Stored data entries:
------------------------

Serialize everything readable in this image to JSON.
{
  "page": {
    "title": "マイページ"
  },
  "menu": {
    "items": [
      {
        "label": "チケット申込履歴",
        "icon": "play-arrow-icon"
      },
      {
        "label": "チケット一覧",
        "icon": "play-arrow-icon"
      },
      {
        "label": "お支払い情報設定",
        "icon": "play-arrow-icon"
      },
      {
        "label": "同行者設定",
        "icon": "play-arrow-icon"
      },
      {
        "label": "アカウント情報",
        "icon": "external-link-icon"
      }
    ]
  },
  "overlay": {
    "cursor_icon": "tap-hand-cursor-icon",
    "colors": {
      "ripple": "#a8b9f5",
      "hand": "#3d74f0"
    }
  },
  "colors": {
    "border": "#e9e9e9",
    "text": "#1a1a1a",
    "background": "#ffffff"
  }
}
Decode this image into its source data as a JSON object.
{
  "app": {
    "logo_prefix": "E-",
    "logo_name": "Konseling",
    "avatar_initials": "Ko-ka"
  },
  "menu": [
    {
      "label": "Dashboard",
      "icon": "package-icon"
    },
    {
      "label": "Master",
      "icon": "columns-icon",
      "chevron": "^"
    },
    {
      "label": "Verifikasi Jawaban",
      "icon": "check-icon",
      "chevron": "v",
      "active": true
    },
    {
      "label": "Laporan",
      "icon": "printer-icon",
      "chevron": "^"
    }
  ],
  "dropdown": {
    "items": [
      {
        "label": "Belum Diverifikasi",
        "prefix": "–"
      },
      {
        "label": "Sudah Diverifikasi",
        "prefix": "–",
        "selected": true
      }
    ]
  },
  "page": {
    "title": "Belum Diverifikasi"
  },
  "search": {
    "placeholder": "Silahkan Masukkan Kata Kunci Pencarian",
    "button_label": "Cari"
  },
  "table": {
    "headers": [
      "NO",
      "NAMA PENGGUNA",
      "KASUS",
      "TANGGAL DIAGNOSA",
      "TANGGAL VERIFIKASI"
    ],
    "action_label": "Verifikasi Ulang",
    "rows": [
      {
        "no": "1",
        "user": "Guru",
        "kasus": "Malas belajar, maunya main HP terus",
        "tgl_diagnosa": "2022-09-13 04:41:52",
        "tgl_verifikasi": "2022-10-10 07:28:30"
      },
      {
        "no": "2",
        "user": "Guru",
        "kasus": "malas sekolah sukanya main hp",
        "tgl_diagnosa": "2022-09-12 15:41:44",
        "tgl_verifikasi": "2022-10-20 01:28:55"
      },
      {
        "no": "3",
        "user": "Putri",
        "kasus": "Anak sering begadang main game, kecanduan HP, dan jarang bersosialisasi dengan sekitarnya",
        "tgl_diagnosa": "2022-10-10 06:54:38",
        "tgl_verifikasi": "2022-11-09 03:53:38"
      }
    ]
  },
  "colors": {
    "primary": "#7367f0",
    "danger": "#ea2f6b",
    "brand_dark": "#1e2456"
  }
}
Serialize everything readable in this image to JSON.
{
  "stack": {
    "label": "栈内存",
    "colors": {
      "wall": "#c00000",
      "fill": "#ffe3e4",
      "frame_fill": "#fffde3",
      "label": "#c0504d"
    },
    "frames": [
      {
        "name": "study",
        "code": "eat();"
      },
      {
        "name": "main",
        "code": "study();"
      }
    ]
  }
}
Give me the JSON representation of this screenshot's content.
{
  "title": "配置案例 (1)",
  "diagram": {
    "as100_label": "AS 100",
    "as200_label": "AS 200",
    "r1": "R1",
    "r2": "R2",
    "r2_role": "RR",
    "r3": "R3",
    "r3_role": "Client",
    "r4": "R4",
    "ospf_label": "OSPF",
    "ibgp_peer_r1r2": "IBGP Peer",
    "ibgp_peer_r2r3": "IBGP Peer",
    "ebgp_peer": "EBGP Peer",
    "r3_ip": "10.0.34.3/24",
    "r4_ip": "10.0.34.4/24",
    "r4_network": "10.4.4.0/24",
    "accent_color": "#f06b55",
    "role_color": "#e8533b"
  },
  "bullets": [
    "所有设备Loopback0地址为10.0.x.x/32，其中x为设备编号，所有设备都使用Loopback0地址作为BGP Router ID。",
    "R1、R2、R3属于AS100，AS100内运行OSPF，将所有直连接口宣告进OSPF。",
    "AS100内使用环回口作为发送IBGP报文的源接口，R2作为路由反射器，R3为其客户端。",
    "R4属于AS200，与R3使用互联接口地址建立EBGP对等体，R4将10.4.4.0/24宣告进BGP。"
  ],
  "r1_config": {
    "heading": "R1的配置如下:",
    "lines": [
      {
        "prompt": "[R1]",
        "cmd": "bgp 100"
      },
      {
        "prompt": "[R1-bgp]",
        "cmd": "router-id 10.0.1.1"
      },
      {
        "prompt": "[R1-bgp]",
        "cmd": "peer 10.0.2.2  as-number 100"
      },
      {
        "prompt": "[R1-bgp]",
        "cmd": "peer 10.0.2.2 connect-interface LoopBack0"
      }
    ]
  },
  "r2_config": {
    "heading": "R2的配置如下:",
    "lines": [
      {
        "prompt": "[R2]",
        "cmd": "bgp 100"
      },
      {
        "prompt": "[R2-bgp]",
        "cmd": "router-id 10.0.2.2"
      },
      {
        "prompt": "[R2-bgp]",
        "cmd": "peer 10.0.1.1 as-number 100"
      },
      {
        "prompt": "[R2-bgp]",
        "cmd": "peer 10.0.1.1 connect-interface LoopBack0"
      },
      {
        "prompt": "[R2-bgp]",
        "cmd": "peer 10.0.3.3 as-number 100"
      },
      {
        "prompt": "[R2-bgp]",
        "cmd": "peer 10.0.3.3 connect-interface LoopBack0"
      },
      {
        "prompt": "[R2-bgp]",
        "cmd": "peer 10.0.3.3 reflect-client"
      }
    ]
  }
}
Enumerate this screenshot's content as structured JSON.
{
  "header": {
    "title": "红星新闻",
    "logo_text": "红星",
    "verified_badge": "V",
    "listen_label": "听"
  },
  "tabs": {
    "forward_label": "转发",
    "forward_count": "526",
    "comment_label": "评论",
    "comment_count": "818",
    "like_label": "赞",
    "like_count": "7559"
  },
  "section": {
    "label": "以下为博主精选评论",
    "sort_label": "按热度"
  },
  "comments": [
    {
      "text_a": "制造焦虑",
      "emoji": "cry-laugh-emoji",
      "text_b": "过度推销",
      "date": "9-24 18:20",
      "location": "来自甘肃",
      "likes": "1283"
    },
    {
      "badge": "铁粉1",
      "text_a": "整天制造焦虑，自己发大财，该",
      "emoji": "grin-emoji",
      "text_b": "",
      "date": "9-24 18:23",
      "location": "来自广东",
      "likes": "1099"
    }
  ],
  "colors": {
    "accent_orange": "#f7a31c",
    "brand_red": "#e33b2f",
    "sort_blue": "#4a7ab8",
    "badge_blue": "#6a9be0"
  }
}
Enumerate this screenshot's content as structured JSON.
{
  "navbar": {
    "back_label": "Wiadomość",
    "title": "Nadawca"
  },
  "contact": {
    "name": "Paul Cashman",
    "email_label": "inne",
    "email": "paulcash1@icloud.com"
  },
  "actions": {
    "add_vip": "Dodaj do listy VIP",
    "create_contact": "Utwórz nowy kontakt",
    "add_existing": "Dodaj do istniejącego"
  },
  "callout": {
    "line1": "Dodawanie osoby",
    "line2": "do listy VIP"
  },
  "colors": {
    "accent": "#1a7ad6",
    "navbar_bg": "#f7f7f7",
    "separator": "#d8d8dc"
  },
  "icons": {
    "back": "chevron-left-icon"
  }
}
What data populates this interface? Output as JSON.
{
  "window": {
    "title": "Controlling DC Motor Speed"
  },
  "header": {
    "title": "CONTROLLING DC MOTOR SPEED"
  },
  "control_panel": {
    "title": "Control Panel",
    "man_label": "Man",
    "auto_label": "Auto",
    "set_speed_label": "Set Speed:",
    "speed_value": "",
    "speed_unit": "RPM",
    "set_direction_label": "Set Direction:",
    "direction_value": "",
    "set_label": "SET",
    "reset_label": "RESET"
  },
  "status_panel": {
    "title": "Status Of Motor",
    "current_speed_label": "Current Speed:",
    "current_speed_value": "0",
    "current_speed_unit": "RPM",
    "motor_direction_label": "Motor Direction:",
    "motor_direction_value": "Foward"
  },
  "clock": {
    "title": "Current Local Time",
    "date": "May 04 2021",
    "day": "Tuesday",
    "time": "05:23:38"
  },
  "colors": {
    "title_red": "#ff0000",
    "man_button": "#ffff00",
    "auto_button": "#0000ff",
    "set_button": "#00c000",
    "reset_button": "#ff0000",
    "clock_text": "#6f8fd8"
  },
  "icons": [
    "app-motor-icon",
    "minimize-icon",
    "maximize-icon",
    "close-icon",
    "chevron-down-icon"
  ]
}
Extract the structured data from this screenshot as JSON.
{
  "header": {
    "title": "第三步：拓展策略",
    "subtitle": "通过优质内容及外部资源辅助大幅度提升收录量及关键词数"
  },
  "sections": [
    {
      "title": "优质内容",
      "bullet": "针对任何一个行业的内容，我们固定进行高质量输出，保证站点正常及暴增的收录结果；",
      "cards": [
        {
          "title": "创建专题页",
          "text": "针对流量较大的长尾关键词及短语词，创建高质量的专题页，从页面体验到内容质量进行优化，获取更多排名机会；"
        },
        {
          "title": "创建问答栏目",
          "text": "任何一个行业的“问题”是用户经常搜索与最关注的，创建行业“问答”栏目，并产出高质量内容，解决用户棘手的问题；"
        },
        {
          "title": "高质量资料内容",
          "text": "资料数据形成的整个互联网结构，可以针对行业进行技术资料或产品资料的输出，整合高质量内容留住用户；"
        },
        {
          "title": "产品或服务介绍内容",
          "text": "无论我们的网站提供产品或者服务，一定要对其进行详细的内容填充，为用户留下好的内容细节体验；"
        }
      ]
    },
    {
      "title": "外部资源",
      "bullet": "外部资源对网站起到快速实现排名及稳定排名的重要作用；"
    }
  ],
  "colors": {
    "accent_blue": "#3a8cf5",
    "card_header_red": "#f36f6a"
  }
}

------------------------

Which lines hold the word "interface"? Show each one.

        "cmd": "peer 10.0.2.2 connect-interface LoopBack0"
        "cmd": "peer 10.0.1.1 connect-interface LoopBack0"
        "cmd": "peer 10.0.3.3 connect-interface LoopBack0"
What data populates this interface? Output as JSON.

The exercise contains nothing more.